Supplied passage:
##############################
With big-game seasons now a distant memory, the minds of many U.S. hunters are now focused on a slightly smaller, winged quarry. Reliant on extraordinary vision, capable of busting even the most patient of hunters, these curious, loudmouth birds ring in the spring by making a fool of many who pursue them.
I am one of those fools.
Spring turkey is arguably one of the most exciting seasons of all North American game. The calling and answering, the bird’s intrinsic stubbornness and their knack for spotting anything out of the ordinary make turkey hunting both wonderfully lively and incredibly challenging. Marco Polo for camo-clad outdoorsmen and women.
There was a time, however, when their wily nature was outmatched only by the demands of the market.
Before its discovery by Columbus, North America, according to A.W. Schorger in The Wild Turkey: Its History and Domestication, supported a wild turkey population of more than 10 million birds. However, as the human population grew so did demand for the wild turkey, and unregulated market hunting carved deeply and unsustainably into the vast population. The combination of habitat destruction through logging and market hunting caused the wild turkey population to plummet: By 1940, the species was reduced to nearly 200,000 — a 98 percent decline.
As the human population grew so did demand for the wild turkey, and unregulated market hunting carved deeply and unsustainably into the vast population.
At the turn of the century, as the notion of conservation began to take root, calls for the restoration of the species — once suggested by Benjamin Franklin, instead of the bald eagle, to be the symbol of the United States — began to ring out. According to Don Thomas’ How Sportsmen Saved the World: The Unsung Conservation Efforts of Hunters and Anglers, these voices were largely those of hunters, noticing both the lack of game and inspired by the timely rhetoric of Theodore Roosevelt and Aldo Leopold.
##############################
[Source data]
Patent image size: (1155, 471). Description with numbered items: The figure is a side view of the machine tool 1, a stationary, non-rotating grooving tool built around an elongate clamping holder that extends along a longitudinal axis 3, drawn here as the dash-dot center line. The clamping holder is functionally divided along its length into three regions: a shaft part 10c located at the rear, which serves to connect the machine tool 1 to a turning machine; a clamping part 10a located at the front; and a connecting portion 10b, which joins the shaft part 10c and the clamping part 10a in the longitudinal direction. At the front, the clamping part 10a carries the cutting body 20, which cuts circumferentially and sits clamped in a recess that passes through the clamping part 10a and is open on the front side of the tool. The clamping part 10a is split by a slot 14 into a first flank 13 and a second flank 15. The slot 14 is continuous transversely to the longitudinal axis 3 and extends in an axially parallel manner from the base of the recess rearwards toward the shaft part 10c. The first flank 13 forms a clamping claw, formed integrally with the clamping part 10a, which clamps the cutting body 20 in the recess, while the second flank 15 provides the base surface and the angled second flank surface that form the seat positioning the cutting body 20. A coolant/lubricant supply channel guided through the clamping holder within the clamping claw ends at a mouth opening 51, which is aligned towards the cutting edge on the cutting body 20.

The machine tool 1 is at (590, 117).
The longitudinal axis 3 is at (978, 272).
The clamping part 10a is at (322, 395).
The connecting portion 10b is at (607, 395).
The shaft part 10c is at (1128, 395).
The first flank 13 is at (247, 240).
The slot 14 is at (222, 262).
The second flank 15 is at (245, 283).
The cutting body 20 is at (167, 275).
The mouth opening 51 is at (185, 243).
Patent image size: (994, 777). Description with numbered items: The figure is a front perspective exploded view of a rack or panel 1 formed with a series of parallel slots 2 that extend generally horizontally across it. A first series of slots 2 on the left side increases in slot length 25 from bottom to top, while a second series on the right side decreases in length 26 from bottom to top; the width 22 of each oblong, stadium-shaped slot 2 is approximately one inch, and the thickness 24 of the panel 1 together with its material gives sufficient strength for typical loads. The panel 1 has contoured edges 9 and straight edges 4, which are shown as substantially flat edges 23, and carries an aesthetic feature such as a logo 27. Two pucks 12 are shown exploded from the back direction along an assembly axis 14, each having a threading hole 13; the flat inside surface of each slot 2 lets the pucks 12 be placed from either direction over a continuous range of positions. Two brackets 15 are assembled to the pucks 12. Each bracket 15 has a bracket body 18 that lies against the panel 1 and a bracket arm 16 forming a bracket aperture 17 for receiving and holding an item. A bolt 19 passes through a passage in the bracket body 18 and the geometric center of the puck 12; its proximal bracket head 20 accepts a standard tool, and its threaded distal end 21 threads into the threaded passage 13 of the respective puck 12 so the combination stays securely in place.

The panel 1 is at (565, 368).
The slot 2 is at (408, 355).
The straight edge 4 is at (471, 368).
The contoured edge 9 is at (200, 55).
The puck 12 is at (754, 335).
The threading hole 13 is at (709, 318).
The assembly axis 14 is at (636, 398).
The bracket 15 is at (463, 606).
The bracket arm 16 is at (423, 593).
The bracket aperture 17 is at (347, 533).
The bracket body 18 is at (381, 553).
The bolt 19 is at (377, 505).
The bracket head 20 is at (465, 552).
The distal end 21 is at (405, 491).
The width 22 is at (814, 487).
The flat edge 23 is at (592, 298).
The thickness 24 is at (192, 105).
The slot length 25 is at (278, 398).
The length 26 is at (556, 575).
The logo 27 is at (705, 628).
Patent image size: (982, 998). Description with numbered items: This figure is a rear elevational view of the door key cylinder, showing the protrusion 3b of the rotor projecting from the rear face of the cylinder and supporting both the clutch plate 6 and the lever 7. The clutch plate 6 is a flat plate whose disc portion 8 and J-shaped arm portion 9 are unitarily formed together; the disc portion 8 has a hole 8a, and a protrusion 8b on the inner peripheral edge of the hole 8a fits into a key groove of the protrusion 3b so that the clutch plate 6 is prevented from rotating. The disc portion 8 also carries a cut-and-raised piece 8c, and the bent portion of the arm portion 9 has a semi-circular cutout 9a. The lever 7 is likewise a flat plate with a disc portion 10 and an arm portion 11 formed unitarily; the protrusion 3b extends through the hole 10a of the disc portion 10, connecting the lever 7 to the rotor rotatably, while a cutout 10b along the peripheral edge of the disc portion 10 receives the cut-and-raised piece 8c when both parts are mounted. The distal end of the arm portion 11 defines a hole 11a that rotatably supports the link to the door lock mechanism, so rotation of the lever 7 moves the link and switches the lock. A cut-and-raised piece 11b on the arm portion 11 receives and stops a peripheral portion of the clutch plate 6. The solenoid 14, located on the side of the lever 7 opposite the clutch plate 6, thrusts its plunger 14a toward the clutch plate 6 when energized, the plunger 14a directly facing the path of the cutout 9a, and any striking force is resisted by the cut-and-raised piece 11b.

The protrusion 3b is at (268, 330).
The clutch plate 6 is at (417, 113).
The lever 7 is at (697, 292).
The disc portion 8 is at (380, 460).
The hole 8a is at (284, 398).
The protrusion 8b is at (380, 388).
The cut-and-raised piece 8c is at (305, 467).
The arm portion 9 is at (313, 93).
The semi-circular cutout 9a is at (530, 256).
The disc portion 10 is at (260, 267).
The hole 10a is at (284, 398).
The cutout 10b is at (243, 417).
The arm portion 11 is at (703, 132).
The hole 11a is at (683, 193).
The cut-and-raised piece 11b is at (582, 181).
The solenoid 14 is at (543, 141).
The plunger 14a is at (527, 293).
##############################
Questions to answer:
• 1. Reproduce the passage of the turkey-hunting text starting at "At the turn" and ending at "and Aldo Leopold.".
• 2. List every person the turkey-hunting text names. Leave out the children's game it uses as a comparison.
• 3. Extend the turkey-hunting text onward from its final sentence.

Responses by item number:
• 1.
At the turn of the century, as the notion of conservation began to take root, calls for the restoration of the species — once suggested by Benjamin Franklin, instead of the bald eagle, to be the symbol of the United States — began to ring out. According to Don Thomas’ How Sportsmen Saved the World: The Unsung Conservation Efforts of Hunters and Anglers, these voices were largely those of hunters, noticing both the lack of game and inspired by the timely rhetoric of Theodore Roosevelt and Aldo Leopold.

• 2. Columbus, A.W. Schorger, Benjamin Franklin, Don Thomas, Theodore Roosevelt, Aldo Leopold

• 3.
In 1929, the Virginia Commission of Game and Inland Fisheries took action, raising 1,400 birds on game farms and releasing them into the Virginia wilderness. Although this effort was largely a failure as it resulted in no viable population, it led to a realization by conservationists of the serious work needing to be done. More comprehensive research was necessary, and understanding the species as well as the habitat critical for its survival was essential if any true progress was to be made. It seemed farm-raised stock was simply not equipped to survive beyond its pen.
Eventually, after a little creative thinking, restoration efforts started to gain momentum. In 1951, Herman Holbrook took a net cannon that had, until then, only been used to capture waterfowl and turned it on a wild turkey. According to the National Wild Turkey Federation’s Wild Turkey Population History and Overview, “By 1957, Holbrook had used the cannon net to capture 241 eastern wild turkeys.”
“These birds were released in eight major locations in South Carolina,” the report continues. “At least four of these releases resulted in successful reproduction, and South Carolina wild turkey populations were set on the road to recovery.”
Inspired by this success, other states began to apply the same methods, and the recovery of the wild turkey approached full steam.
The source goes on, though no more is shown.